Stored data
· · · ·
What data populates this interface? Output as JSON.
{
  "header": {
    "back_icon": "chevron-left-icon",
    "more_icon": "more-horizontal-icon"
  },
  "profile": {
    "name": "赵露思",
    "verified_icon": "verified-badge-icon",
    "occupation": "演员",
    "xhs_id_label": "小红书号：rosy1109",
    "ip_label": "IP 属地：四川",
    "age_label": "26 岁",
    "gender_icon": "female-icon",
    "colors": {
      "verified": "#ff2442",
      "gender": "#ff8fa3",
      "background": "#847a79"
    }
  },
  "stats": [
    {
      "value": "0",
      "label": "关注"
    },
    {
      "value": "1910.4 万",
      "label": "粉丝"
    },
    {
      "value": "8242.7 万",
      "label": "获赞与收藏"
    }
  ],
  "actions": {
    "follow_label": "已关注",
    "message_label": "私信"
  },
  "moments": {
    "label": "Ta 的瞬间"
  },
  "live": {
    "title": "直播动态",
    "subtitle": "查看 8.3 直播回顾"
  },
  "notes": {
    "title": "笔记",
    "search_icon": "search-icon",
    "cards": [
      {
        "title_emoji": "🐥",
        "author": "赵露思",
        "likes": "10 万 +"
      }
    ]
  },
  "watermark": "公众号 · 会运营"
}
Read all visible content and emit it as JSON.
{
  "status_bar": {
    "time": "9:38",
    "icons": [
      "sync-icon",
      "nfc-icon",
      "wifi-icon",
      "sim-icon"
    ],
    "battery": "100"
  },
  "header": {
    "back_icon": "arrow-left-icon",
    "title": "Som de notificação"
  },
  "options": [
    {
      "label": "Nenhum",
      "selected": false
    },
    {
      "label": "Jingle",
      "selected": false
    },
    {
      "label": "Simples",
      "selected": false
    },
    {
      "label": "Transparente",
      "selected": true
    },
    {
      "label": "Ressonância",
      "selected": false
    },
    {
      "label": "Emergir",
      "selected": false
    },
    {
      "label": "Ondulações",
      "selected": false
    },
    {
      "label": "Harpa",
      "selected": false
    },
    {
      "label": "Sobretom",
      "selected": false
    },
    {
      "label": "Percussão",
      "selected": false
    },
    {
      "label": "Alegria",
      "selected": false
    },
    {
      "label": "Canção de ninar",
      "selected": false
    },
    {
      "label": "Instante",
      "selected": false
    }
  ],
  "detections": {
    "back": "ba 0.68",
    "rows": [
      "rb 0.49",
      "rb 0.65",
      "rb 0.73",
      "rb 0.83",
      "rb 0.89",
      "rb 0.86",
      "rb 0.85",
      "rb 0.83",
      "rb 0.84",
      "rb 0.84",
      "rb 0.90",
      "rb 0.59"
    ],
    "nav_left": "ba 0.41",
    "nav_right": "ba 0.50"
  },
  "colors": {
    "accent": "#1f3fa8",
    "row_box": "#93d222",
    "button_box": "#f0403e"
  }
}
· · · ·
AIM OF THE TASK: Copy out all of the lines above exactly.

RESULT OF THE EXERCISE:
What data populates this interface? Output as JSON.
{
  "header": {
    "back_icon": "chevron-left-icon",
    "more_icon": "more-horizontal-icon"
  },
  "profile": {
    "name": "赵露思",
    "verified_icon": "verified-badge-icon",
    "occupation": "演员",
    "xhs_id_label": "小红书号：rosy1109",
    "ip_label": "IP 属地：四川",
    "age_label": "26 岁",
    "gender_icon": "female-icon",
    "colors": {
      "verified": "#ff2442",
      "gender": "#ff8fa3",
      "background": "#847a79"
    }
  },
  "stats": [
    {
      "value": "0",
      "label": "关注"
    },
    {
      "value": "1910.4 万",
      "label": "粉丝"
    },
    {
      "value": "8242.7 万",
      "label": "获赞与收藏"
    }
  ],
  "actions": {
    "follow_label": "已关注",
    "message_label": "私信"
  },
  "moments": {
    "label": "Ta 的瞬间"
  },
  "live": {
    "title": "直播动态",
    "subtitle": "查看 8.3 直播回顾"
  },
  "notes": {
    "title": "笔记",
    "search_icon": "search-icon",
    "cards": [
      {
        "title_emoji": "🐥",
        "author": "赵露思",
        "likes": "10 万 +"
      }
    ]
  },
  "watermark": "公众号 · 会运营"
}
Read all visible content and emit it as JSON.
{
  "status_bar": {
    "time": "9:38",
    "icons": [
      "sync-icon",
      "nfc-icon",
      "wifi-icon",
      "sim-icon"
    ],
    "battery": "100"
  },
  "header": {
    "back_icon": "arrow-left-icon",
    "title": "Som de notificação"
  },
  "options": [
    {
      "label": "Nenhum",
      "selected": false
    },
    {
      "label": "Jingle",
      "selected": false
    },
    {
      "label": "Simples",
      "selected": false
    },
    {
      "label": "Transparente",
      "selected": true
    },
    {
      "label": "Ressonância",
      "selected": false
    },
    {
      "label": "Emergir",
      "selected": false
    },
    {
      "label": "Ondulações",
      "selected": false
    },
    {
      "label": "Harpa",
      "selected": false
    },
    {
      "label": "Sobretom",
      "selected": false
    },
    {
      "label": "Percussão",
      "selected": false
    },
    {
      "label": "Alegria",
      "selected": false
    },
    {
      "label": "Canção de ninar",
      "selected": false
    },
    {
      "label": "Instante",
      "selected": false
    }
  ],
  "detections": {
    "back": "ba 0.68",
    "rows": [
      "rb 0.49",
      "rb 0.65",
      "rb 0.73",
      "rb 0.83",
      "rb 0.89",
      "rb 0.86",
      "rb 0.85",
      "rb 0.83",
      "rb 0.84",
      "rb 0.84",
      "rb 0.90",
      "rb 0.59"
    ],
    "nav_left": "ba 0.41",
    "nav_right": "ba 0.50"
  },
  "colors": {
    "accent": "#1f3fa8",
    "row_box": "#93d222",
    "button_box": "#f0403e"
  }
}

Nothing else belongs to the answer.